_Excerpt from a dataset_
——————
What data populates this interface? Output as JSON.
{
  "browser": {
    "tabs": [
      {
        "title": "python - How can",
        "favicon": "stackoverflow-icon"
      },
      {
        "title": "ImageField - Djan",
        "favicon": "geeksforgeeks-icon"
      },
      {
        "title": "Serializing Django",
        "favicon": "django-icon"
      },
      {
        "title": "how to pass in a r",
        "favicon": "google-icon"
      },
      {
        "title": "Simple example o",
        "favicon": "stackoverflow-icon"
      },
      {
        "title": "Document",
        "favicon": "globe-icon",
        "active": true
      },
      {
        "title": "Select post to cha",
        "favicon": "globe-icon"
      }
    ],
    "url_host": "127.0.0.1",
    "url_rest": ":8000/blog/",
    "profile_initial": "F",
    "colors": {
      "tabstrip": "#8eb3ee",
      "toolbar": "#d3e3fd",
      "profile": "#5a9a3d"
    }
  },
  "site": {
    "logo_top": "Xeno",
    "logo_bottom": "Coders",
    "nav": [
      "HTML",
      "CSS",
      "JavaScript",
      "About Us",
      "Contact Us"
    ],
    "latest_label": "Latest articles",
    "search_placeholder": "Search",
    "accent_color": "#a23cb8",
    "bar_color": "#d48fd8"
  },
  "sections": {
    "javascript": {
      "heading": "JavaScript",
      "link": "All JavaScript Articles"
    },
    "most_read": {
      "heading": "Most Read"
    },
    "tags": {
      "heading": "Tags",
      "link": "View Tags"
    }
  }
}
——————
_WHAT YOU WILL DO_
Copy out every line from the data above that has "link" in it.

_FINAL RESULT_
      "link": "All JavaScript Articles"
      "link": "View Tags"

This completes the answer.